Dataset records
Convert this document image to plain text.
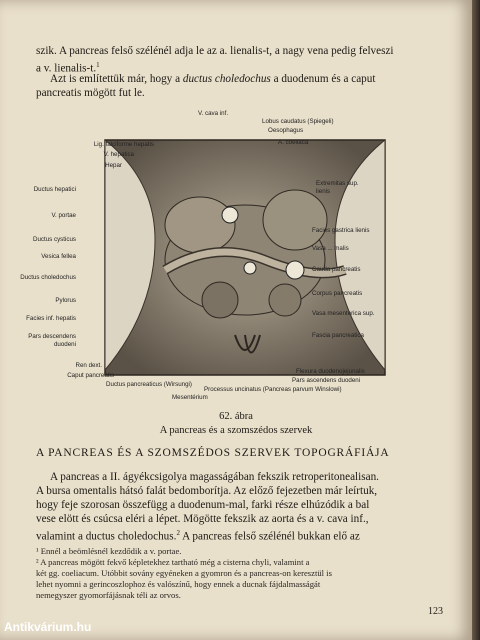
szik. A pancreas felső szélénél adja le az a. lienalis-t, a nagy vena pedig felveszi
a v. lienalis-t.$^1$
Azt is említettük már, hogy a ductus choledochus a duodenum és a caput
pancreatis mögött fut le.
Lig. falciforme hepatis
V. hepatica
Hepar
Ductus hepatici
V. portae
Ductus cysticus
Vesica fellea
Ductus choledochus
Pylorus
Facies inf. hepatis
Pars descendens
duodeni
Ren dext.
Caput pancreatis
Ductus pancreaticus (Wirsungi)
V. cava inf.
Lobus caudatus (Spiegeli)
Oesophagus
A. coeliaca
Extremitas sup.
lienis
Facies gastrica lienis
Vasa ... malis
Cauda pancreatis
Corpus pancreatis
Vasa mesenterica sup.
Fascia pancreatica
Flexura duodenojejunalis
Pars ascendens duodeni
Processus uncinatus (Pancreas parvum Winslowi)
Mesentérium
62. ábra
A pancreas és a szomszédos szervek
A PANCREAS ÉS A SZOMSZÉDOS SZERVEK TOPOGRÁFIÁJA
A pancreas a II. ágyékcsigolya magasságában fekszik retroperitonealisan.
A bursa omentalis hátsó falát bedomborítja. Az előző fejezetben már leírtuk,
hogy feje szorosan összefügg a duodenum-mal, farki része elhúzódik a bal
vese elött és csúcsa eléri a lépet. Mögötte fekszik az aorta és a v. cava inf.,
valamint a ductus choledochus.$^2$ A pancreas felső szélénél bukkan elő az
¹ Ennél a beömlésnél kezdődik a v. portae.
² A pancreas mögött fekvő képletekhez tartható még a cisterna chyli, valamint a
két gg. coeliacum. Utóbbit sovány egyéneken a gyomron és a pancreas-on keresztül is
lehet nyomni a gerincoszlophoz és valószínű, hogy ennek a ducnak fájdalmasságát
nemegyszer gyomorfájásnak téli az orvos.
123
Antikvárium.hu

...

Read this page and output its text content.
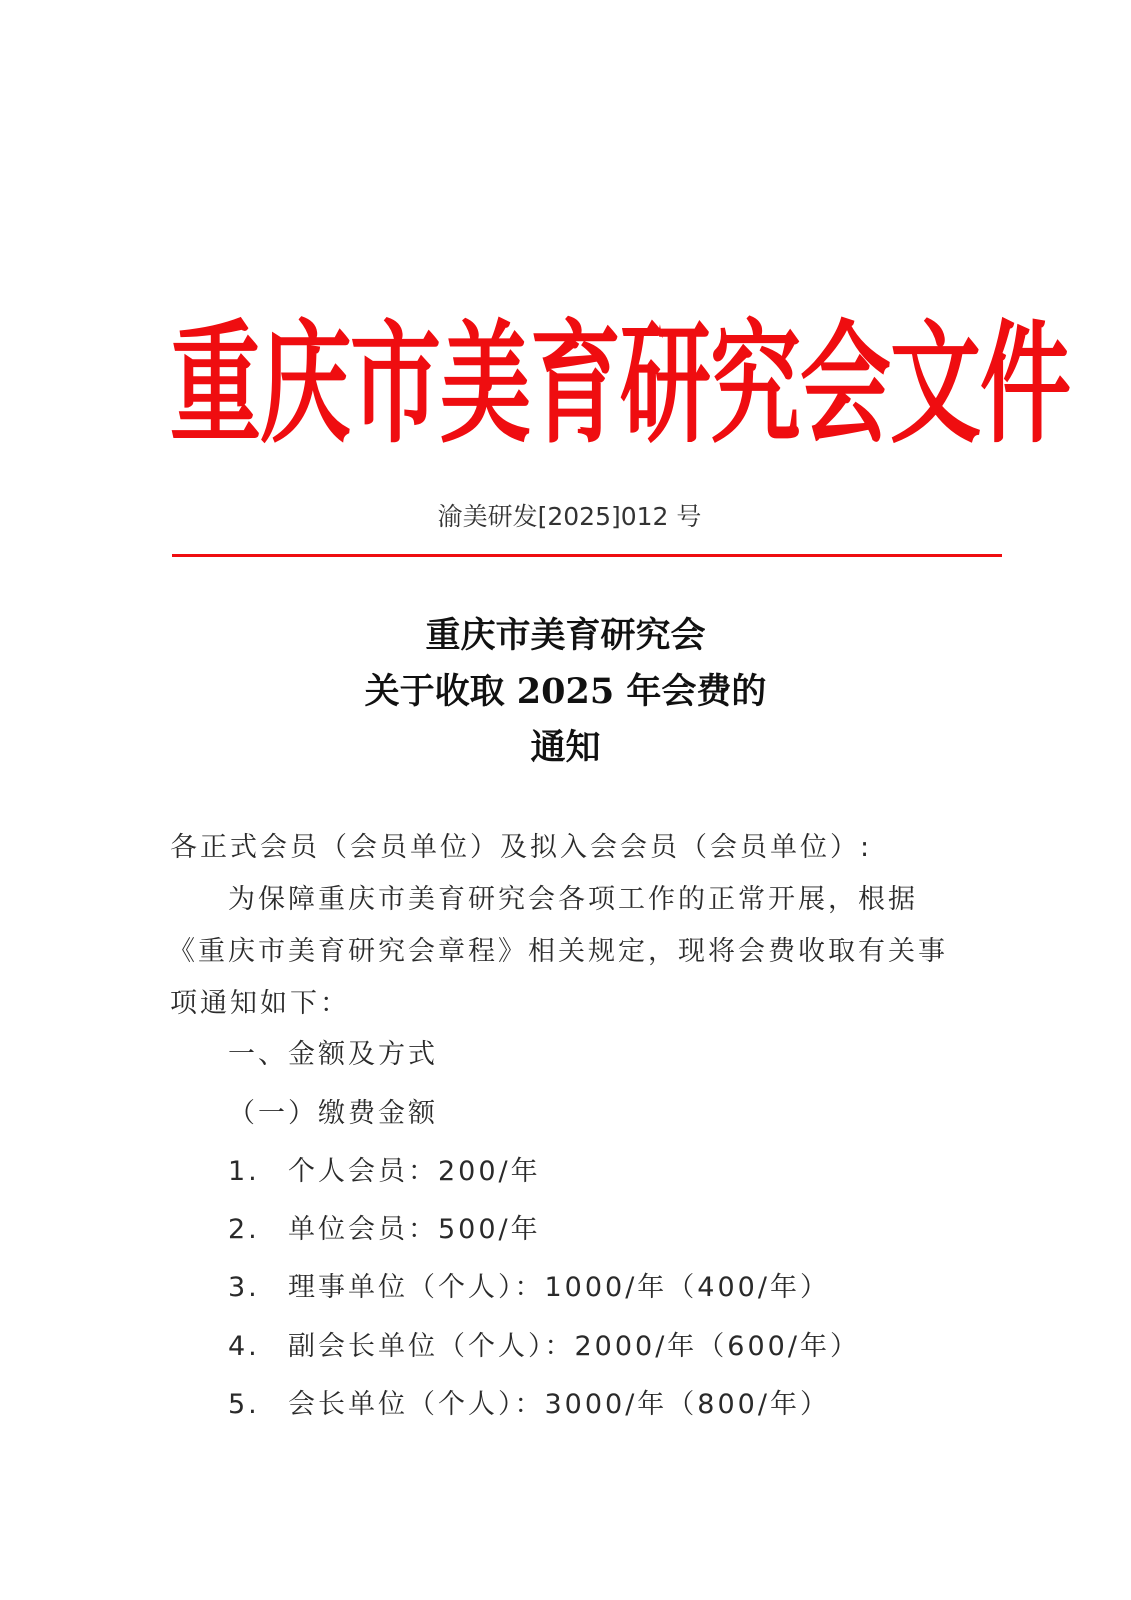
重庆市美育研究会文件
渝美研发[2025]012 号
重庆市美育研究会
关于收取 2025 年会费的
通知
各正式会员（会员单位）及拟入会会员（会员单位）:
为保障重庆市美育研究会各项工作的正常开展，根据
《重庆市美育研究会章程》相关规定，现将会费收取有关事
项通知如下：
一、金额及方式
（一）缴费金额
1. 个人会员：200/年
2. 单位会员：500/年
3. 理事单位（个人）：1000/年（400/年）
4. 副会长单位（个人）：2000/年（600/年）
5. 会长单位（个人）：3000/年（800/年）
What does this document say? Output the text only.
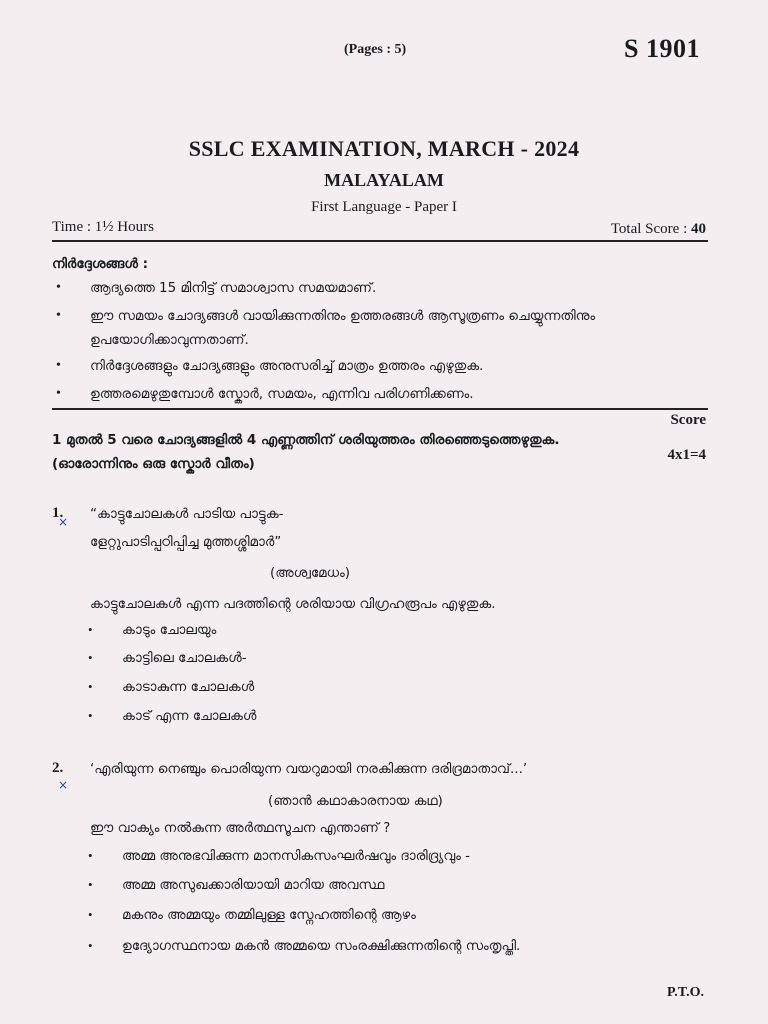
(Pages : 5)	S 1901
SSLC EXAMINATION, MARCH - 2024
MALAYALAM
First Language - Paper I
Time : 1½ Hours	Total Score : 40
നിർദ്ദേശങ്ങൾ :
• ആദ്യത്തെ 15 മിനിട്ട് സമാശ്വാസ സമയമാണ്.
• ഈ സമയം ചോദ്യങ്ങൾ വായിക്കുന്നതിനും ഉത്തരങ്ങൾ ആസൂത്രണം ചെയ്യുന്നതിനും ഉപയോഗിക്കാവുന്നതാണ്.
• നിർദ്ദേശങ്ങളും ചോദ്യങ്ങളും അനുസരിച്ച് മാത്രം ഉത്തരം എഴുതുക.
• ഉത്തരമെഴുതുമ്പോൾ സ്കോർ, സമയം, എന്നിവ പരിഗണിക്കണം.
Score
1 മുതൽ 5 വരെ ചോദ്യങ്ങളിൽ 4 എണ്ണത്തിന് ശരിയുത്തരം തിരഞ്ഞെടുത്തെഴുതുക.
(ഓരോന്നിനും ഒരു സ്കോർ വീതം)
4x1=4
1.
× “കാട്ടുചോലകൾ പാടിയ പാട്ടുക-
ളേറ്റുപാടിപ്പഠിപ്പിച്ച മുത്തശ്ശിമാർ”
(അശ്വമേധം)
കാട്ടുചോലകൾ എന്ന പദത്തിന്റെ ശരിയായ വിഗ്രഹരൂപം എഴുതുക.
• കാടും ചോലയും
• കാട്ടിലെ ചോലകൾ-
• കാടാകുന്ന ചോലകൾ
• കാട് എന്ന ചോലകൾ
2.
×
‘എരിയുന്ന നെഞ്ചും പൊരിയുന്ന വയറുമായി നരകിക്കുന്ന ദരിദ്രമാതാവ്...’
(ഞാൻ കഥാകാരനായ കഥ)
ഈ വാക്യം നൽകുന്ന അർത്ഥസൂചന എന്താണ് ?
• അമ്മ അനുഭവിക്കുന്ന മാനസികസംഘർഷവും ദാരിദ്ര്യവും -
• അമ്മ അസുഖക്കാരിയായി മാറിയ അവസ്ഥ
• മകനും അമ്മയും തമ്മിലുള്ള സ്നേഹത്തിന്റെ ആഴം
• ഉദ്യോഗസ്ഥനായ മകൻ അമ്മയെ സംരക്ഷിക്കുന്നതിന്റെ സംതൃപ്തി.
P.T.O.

--

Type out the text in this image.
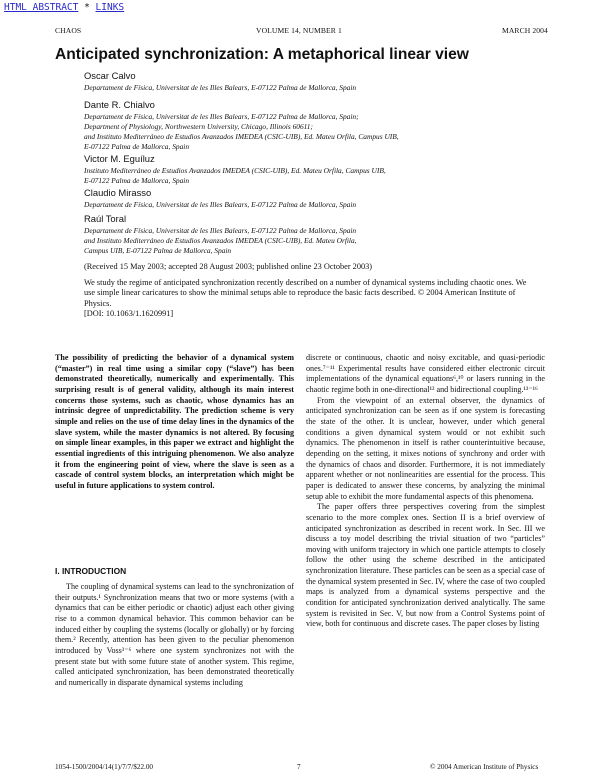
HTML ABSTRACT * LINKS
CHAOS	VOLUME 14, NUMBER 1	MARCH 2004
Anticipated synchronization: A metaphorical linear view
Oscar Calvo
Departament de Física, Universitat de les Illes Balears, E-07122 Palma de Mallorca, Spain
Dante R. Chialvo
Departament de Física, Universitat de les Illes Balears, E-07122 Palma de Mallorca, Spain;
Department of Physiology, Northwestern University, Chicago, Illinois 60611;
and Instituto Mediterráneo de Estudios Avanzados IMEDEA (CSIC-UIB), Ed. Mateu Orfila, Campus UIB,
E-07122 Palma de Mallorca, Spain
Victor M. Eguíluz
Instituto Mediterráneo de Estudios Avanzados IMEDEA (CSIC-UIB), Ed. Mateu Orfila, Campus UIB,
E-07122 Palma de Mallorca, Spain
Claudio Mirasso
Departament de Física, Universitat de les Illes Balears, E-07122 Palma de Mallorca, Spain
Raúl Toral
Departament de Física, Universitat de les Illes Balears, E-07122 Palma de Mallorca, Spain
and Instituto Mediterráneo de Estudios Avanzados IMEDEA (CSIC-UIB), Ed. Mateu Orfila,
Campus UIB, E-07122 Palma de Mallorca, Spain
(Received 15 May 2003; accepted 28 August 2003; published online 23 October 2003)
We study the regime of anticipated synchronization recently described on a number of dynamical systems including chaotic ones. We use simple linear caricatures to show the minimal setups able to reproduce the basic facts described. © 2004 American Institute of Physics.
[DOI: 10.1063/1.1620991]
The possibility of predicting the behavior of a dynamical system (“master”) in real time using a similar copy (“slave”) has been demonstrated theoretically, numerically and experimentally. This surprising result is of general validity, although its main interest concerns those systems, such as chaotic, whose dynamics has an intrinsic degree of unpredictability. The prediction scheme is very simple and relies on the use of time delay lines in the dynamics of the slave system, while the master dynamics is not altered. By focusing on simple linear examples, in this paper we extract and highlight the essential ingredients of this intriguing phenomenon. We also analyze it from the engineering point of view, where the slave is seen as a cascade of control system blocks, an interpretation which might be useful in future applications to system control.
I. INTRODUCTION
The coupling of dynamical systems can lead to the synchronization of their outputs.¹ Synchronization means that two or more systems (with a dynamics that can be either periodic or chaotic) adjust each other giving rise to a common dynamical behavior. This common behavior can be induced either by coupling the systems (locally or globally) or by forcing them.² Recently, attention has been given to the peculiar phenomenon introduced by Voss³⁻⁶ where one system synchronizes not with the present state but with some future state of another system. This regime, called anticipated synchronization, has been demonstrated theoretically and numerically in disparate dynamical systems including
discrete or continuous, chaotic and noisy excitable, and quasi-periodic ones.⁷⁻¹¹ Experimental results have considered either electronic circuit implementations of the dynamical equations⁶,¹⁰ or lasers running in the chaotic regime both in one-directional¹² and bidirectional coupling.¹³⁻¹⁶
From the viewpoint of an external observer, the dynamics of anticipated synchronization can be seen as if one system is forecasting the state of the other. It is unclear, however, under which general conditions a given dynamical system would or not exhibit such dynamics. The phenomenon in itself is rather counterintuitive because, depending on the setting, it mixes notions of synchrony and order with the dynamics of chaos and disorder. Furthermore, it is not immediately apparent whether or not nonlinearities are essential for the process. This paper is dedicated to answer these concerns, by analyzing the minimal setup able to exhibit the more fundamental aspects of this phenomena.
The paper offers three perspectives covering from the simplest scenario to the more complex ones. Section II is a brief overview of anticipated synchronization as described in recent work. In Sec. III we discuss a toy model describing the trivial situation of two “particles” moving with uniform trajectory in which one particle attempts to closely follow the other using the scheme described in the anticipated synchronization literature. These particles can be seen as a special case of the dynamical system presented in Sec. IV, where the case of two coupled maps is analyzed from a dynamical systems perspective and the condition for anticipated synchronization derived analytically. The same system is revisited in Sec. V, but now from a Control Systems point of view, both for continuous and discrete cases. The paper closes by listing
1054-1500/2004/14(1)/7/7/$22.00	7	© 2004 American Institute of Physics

** Direction **
Of the lines in this listing, report how many contain the string "Mediterráneo", and give the number only.

** Exercise answer **
3